_ENTRIES PROVIDED_
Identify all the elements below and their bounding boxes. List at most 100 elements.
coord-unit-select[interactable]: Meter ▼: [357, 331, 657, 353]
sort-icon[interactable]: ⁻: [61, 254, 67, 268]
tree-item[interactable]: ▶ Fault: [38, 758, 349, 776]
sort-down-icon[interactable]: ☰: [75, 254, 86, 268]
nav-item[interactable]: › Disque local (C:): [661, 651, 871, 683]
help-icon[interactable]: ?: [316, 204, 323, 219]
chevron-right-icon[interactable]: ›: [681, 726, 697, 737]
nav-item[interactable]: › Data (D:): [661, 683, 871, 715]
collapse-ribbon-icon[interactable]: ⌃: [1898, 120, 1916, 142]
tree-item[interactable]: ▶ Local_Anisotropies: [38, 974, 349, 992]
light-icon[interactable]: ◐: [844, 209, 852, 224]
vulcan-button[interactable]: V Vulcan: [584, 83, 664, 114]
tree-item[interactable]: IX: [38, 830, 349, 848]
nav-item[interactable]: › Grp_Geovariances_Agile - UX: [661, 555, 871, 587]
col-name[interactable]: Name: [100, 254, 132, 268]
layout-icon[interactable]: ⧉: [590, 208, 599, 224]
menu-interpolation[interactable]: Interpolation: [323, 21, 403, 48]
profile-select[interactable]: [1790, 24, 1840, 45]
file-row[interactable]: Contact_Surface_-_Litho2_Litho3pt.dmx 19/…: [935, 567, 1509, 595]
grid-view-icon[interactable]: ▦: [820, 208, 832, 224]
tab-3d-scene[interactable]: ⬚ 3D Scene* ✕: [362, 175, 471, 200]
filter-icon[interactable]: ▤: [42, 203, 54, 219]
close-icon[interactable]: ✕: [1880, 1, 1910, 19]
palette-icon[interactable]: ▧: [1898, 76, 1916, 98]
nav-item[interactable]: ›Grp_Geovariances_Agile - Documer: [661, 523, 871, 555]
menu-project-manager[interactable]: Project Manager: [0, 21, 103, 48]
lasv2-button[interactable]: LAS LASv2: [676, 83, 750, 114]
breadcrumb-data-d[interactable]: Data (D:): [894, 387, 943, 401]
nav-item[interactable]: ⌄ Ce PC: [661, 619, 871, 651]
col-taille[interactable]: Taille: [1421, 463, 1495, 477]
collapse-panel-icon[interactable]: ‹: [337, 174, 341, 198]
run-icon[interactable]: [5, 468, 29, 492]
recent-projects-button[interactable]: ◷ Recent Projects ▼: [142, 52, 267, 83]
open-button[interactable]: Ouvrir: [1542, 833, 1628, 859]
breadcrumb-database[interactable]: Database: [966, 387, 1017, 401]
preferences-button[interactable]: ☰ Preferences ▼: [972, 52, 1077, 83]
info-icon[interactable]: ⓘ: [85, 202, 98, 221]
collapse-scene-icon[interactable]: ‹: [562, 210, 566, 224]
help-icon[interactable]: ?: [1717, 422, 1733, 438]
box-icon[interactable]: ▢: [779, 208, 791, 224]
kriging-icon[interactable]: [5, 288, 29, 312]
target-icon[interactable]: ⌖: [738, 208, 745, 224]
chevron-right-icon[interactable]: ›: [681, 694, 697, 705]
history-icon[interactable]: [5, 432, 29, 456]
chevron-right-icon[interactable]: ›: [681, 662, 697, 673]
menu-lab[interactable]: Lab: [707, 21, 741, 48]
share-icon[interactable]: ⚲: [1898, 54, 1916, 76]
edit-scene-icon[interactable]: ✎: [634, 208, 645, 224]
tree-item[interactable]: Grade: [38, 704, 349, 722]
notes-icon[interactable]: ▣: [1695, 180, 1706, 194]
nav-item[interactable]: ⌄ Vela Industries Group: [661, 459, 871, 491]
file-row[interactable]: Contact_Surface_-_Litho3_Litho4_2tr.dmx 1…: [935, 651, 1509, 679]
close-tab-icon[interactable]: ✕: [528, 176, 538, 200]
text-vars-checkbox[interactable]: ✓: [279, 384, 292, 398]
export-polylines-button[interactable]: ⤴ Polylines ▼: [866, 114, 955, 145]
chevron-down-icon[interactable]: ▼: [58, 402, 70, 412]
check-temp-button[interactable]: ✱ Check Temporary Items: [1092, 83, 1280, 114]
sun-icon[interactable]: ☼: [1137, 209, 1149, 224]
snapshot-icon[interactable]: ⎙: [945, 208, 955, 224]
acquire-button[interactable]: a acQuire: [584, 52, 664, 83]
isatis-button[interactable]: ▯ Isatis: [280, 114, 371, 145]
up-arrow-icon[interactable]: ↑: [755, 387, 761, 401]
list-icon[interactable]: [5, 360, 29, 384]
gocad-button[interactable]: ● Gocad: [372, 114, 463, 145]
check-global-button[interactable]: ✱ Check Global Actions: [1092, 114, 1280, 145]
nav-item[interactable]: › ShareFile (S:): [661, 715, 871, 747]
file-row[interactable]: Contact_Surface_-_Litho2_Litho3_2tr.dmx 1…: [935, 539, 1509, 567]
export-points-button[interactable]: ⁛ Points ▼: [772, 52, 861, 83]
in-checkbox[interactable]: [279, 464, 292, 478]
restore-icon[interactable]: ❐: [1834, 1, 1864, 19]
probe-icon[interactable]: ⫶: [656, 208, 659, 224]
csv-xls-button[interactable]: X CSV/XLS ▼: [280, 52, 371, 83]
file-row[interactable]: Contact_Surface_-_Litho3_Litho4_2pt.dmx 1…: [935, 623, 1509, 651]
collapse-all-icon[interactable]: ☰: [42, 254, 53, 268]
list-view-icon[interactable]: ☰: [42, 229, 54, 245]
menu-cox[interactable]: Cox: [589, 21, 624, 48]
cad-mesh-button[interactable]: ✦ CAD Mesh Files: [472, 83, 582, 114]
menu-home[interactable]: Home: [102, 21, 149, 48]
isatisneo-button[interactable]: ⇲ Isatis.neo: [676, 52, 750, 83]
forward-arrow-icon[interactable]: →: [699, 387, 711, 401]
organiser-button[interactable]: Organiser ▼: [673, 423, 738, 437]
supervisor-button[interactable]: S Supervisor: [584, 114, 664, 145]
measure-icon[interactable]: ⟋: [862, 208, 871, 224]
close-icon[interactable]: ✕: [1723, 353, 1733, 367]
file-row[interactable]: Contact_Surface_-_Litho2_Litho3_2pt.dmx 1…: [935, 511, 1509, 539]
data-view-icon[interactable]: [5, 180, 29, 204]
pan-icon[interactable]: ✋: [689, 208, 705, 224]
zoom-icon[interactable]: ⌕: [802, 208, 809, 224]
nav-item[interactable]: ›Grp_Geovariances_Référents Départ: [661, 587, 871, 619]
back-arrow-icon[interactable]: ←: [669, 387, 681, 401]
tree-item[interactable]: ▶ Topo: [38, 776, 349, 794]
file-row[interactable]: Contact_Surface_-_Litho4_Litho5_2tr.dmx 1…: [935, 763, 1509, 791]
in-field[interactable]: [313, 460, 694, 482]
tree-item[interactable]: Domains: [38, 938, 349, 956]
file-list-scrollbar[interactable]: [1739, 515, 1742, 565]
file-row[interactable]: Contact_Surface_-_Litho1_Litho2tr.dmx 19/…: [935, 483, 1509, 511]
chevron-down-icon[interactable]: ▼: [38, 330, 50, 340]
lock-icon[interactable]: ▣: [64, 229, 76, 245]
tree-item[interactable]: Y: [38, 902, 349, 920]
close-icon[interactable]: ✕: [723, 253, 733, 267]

_WHAT THIS TASK INVOLVES_
Could you return every line of the listing above verbatim, without changing anything?

_FULL OUTPUT_
Identify all the elements below and their bounding boxes. List at most 100 elements.
coord-unit-select[interactable]: Meter ▼: [357, 331, 657, 353]
sort-icon[interactable]: ⁻: [61, 254, 67, 268]
tree-item[interactable]: ▶ Fault: [38, 758, 349, 776]
sort-down-icon[interactable]: ☰: [75, 254, 86, 268]
nav-item[interactable]: › Disque local (C:): [661, 651, 871, 683]
help-icon[interactable]: ?: [316, 204, 323, 219]
chevron-right-icon[interactable]: ›: [681, 726, 697, 737]
nav-item[interactable]: › Data (D:): [661, 683, 871, 715]
collapse-ribbon-icon[interactable]: ⌃: [1898, 120, 1916, 142]
tree-item[interactable]: ▶ Local_Anisotropies: [38, 974, 349, 992]
light-icon[interactable]: ◐: [844, 209, 852, 224]
vulcan-button[interactable]: V Vulcan: [584, 83, 664, 114]
tree-item[interactable]: IX: [38, 830, 349, 848]
nav-item[interactable]: › Grp_Geovariances_Agile - UX: [661, 555, 871, 587]
col-name[interactable]: Name: [100, 254, 132, 268]
layout-icon[interactable]: ⧉: [590, 208, 599, 224]
menu-interpolation[interactable]: Interpolation: [323, 21, 403, 48]
profile-select[interactable]: [1790, 24, 1840, 45]
file-row[interactable]: Contact_Surface_-_Litho2_Litho3pt.dmx 19/…: [935, 567, 1509, 595]
grid-view-icon[interactable]: ▦: [820, 208, 832, 224]
tab-3d-scene[interactable]: ⬚ 3D Scene* ✕: [362, 175, 471, 200]
filter-icon[interactable]: ▤: [42, 203, 54, 219]
close-icon[interactable]: ✕: [1880, 1, 1910, 19]
palette-icon[interactable]: ▧: [1898, 76, 1916, 98]
nav-item[interactable]: ›Grp_Geovariances_Agile - Documer: [661, 523, 871, 555]
menu-project-manager[interactable]: Project Manager: [0, 21, 103, 48]
lasv2-button[interactable]: LAS LASv2: [676, 83, 750, 114]
breadcrumb-data-d[interactable]: Data (D:): [894, 387, 943, 401]
nav-item[interactable]: ⌄ Ce PC: [661, 619, 871, 651]
col-taille[interactable]: Taille: [1421, 463, 1495, 477]
collapse-panel-icon[interactable]: ‹: [337, 174, 341, 198]
run-icon[interactable]: [5, 468, 29, 492]
recent-projects-button[interactable]: ◷ Recent Projects ▼: [142, 52, 267, 83]
open-button[interactable]: Ouvrir: [1542, 833, 1628, 859]
breadcrumb-database[interactable]: Database: [966, 387, 1017, 401]
preferences-button[interactable]: ☰ Preferences ▼: [972, 52, 1077, 83]
info-icon[interactable]: ⓘ: [85, 202, 98, 221]
collapse-scene-icon[interactable]: ‹: [562, 210, 566, 224]
help-icon[interactable]: ?: [1717, 422, 1733, 438]
box-icon[interactable]: ▢: [779, 208, 791, 224]
kriging-icon[interactable]: [5, 288, 29, 312]
target-icon[interactable]: ⌖: [738, 208, 745, 224]
chevron-right-icon[interactable]: ›: [681, 694, 697, 705]
history-icon[interactable]: [5, 432, 29, 456]
chevron-right-icon[interactable]: ›: [681, 662, 697, 673]
menu-lab[interactable]: Lab: [707, 21, 741, 48]
share-icon[interactable]: ⚲: [1898, 54, 1916, 76]
edit-scene-icon[interactable]: ✎: [634, 208, 645, 224]
tree-item[interactable]: Grade: [38, 704, 349, 722]
notes-icon[interactable]: ▣: [1695, 180, 1706, 194]
nav-item[interactable]: ⌄ Vela Industries Group: [661, 459, 871, 491]
file-row[interactable]: Contact_Surface_-_Litho3_Litho4_2tr.dmx 1…: [935, 651, 1509, 679]
close-tab-icon[interactable]: ✕: [528, 176, 538, 200]
text-vars-checkbox[interactable]: ✓: [279, 384, 292, 398]
export-polylines-button[interactable]: ⤴ Polylines ▼: [866, 114, 955, 145]
chevron-down-icon[interactable]: ▼: [58, 402, 70, 412]
check-temp-button[interactable]: ✱ Check Temporary Items: [1092, 83, 1280, 114]
sun-icon[interactable]: ☼: [1137, 209, 1149, 224]
snapshot-icon[interactable]: ⎙: [945, 208, 955, 224]
acquire-button[interactable]: a acQuire: [584, 52, 664, 83]
isatis-button[interactable]: ▯ Isatis: [280, 114, 371, 145]
up-arrow-icon[interactable]: ↑: [755, 387, 761, 401]
list-icon[interactable]: [5, 360, 29, 384]
gocad-button[interactable]: ● Gocad: [372, 114, 463, 145]
check-global-button[interactable]: ✱ Check Global Actions: [1092, 114, 1280, 145]
nav-item[interactable]: › ShareFile (S:): [661, 715, 871, 747]
file-row[interactable]: Contact_Surface_-_Litho2_Litho3_2tr.dmx 1…: [935, 539, 1509, 567]
export-points-button[interactable]: ⁛ Points ▼: [772, 52, 861, 83]
in-checkbox[interactable]: [279, 464, 292, 478]
restore-icon[interactable]: ❐: [1834, 1, 1864, 19]
probe-icon[interactable]: ⫶: [656, 208, 659, 224]
csv-xls-button[interactable]: X CSV/XLS ▼: [280, 52, 371, 83]
file-row[interactable]: Contact_Surface_-_Litho3_Litho4_2pt.dmx 1…: [935, 623, 1509, 651]
collapse-all-icon[interactable]: ☰: [42, 254, 53, 268]
list-view-icon[interactable]: ☰: [42, 229, 54, 245]
menu-cox[interactable]: Cox: [589, 21, 624, 48]
cad-mesh-button[interactable]: ✦ CAD Mesh Files: [472, 83, 582, 114]
menu-home[interactable]: Home: [102, 21, 149, 48]
isatisneo-button[interactable]: ⇲ Isatis.neo: [676, 52, 750, 83]
forward-arrow-icon[interactable]: →: [699, 387, 711, 401]
organiser-button[interactable]: Organiser ▼: [673, 423, 738, 437]
supervisor-button[interactable]: S Supervisor: [584, 114, 664, 145]
measure-icon[interactable]: ⟋: [862, 208, 871, 224]
close-icon[interactable]: ✕: [1723, 353, 1733, 367]
file-row[interactable]: Contact_Surface_-_Litho2_Litho3_2pt.dmx 1…: [935, 511, 1509, 539]
data-view-icon[interactable]: [5, 180, 29, 204]
pan-icon[interactable]: ✋: [689, 208, 705, 224]
zoom-icon[interactable]: ⌕: [802, 208, 809, 224]
nav-item[interactable]: ›Grp_Geovariances_Référents Départ: [661, 587, 871, 619]
back-arrow-icon[interactable]: ←: [669, 387, 681, 401]
tree-item[interactable]: ▶ Topo: [38, 776, 349, 794]
file-row[interactable]: Contact_Surface_-_Litho4_Litho5_2tr.dmx 1…: [935, 763, 1509, 791]
in-field[interactable]: [313, 460, 694, 482]
tree-item[interactable]: Domains: [38, 938, 349, 956]
file-list-scrollbar[interactable]: [1739, 515, 1742, 565]
file-row[interactable]: Contact_Surface_-_Litho1_Litho2tr.dmx 19/…: [935, 483, 1509, 511]
chevron-down-icon[interactable]: ▼: [38, 330, 50, 340]
lock-icon[interactable]: ▣: [64, 229, 76, 245]
tree-item[interactable]: Y: [38, 902, 349, 920]
close-icon[interactable]: ✕: [723, 253, 733, 267]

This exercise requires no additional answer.